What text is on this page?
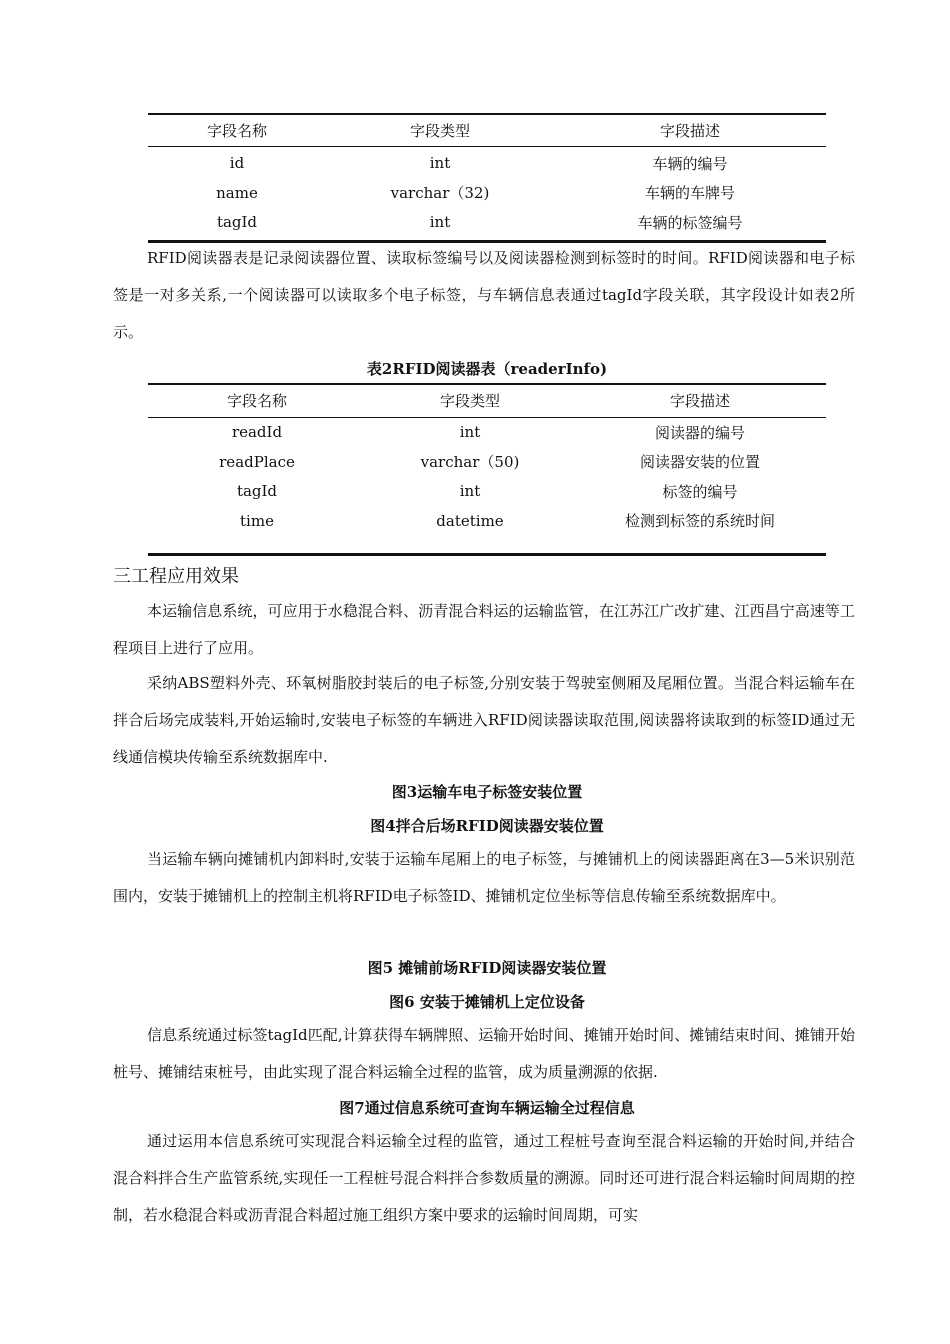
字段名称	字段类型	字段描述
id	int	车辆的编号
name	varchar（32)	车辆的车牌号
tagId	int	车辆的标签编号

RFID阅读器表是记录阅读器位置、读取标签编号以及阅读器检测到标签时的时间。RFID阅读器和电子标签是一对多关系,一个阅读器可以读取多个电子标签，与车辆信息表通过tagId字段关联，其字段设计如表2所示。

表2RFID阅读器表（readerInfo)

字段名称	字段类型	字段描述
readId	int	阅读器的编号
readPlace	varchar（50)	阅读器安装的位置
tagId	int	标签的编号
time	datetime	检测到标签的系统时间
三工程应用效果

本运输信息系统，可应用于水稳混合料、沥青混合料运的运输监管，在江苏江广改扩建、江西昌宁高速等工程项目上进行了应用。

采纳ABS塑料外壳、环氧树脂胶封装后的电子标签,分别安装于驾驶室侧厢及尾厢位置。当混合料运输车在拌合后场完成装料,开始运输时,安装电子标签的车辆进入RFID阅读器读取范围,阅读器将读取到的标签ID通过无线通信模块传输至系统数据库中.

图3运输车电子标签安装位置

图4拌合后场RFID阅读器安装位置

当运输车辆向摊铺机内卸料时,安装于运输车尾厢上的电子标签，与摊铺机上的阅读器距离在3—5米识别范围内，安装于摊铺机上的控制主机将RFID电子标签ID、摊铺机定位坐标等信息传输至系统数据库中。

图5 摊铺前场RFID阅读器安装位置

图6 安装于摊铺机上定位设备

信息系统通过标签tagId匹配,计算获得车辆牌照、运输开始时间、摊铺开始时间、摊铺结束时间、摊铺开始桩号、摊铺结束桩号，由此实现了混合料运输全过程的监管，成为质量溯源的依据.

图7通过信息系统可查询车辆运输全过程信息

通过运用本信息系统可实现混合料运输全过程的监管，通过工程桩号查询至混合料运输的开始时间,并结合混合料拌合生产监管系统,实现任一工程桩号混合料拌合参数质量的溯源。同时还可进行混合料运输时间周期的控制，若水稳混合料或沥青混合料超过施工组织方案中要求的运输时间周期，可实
--
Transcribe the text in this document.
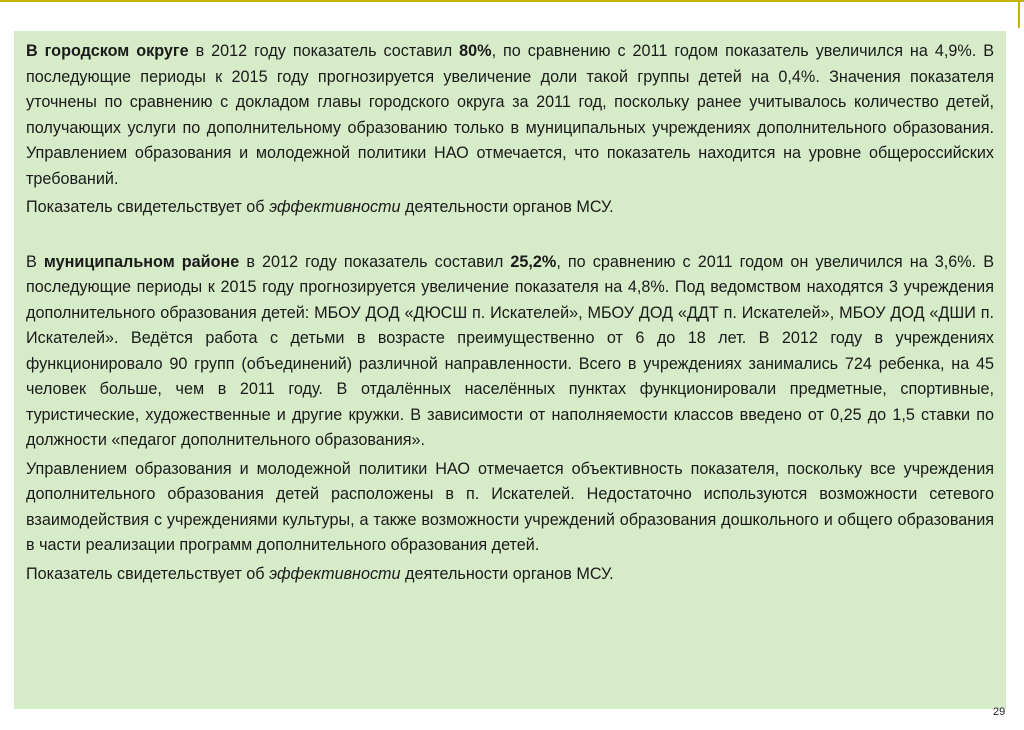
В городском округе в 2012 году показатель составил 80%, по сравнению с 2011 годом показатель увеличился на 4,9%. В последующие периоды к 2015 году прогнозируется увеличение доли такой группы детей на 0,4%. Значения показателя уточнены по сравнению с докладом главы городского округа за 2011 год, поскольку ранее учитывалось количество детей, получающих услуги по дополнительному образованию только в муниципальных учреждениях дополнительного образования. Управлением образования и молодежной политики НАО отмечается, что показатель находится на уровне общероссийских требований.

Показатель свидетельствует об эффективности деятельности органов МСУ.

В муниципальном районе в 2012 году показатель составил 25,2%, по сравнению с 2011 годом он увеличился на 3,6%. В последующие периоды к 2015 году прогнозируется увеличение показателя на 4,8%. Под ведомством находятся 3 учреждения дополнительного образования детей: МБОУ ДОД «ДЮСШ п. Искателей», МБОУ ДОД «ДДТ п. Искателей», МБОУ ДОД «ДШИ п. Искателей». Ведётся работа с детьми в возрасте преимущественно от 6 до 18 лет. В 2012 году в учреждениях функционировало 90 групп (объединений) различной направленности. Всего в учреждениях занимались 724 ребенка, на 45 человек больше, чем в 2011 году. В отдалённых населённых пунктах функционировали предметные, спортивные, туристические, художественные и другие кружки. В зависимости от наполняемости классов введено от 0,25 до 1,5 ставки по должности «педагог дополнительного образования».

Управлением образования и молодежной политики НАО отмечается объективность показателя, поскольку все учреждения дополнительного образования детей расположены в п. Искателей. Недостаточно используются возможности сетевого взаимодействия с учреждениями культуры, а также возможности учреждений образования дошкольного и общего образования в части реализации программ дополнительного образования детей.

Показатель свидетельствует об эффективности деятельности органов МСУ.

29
...
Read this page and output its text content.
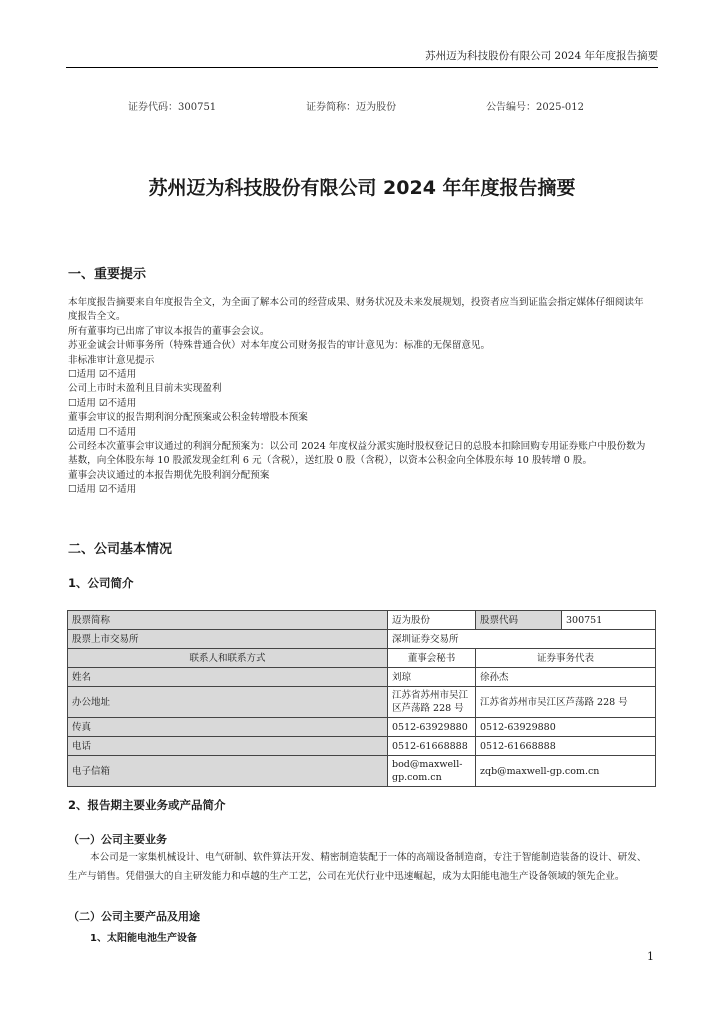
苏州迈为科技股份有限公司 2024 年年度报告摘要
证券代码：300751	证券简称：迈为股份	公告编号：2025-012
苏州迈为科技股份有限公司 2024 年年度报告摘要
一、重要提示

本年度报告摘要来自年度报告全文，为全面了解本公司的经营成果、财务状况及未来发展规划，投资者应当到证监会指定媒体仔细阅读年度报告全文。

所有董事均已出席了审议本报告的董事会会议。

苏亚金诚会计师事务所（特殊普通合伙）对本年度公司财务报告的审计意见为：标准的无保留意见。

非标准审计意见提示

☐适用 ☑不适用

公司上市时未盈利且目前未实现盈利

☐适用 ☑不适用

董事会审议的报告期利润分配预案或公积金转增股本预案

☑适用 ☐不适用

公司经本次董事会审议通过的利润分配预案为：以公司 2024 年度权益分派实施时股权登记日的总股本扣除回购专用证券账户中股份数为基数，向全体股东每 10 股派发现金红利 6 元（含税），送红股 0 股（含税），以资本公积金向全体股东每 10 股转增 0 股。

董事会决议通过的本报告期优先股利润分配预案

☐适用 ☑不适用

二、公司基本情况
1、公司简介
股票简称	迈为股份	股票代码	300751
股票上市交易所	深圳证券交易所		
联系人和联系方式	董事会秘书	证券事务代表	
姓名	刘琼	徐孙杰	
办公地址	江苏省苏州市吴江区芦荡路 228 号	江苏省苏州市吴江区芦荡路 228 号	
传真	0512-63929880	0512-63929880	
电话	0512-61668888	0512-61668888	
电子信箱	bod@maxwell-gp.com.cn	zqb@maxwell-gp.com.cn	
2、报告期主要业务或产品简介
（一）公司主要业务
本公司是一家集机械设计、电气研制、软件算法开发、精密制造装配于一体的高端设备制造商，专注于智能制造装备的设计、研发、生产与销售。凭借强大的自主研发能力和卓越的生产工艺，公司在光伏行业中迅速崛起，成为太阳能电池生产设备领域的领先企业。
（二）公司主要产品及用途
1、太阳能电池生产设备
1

◆ **Stated goal**: Return only the number of lines in the preceding records that contain the string "迈为股份".

◆ **Reply to the exercise**: 2